* [PROMPT]:
All records should be reproduced verbatim.

-- START OF SUPPLIED RECORDS --

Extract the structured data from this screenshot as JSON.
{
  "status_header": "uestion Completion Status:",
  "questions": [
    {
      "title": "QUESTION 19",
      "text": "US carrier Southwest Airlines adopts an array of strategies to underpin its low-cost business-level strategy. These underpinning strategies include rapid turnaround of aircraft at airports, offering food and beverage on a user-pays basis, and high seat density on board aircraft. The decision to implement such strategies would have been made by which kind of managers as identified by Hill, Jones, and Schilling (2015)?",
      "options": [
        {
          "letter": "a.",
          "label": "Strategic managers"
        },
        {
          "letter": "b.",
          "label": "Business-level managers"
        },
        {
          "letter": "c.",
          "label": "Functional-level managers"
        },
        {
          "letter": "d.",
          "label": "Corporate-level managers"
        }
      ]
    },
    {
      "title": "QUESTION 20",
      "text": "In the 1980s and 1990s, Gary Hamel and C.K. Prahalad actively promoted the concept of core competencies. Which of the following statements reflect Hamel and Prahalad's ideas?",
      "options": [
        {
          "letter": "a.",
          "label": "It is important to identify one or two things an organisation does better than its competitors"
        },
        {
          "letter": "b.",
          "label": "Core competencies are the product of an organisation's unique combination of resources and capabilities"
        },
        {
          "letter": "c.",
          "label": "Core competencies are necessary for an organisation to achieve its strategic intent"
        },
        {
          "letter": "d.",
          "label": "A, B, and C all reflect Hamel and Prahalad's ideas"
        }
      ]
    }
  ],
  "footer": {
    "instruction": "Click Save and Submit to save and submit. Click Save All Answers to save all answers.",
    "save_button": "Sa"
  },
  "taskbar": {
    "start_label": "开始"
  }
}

-- END OF SUPPLIED RECORDS --

* [EXPECTED ANSWER]:
Extract the structured data from this screenshot as JSON.
{
  "status_header": "uestion Completion Status:",
  "questions": [
    {
      "title": "QUESTION 19",
      "text": "US carrier Southwest Airlines adopts an array of strategies to underpin its low-cost business-level strategy. These underpinning strategies include rapid turnaround of aircraft at airports, offering food and beverage on a user-pays basis, and high seat density on board aircraft. The decision to implement such strategies would have been made by which kind of managers as identified by Hill, Jones, and Schilling (2015)?",
      "options": [
        {
          "letter": "a.",
          "label": "Strategic managers"
        },
        {
          "letter": "b.",
          "label": "Business-level managers"
        },
        {
          "letter": "c.",
          "label": "Functional-level managers"
        },
        {
          "letter": "d.",
          "label": "Corporate-level managers"
        }
      ]
    },
    {
      "title": "QUESTION 20",
      "text": "In the 1980s and 1990s, Gary Hamel and C.K. Prahalad actively promoted the concept of core competencies. Which of the following statements reflect Hamel and Prahalad's ideas?",
      "options": [
        {
          "letter": "a.",
          "label": "It is important to identify one or two things an organisation does better than its competitors"
        },
        {
          "letter": "b.",
          "label": "Core competencies are the product of an organisation's unique combination of resources and capabilities"
        },
        {
          "letter": "c.",
          "label": "Core competencies are necessary for an organisation to achieve its strategic intent"
        },
        {
          "letter": "d.",
          "label": "A, B, and C all reflect Hamel and Prahalad's ideas"
        }
      ]
    }
  ],
  "footer": {
    "instruction": "Click Save and Submit to save and submit. Click Save All Answers to save all answers.",
    "save_button": "Sa"
  },
  "taskbar": {
    "start_label": "开始"
  }
}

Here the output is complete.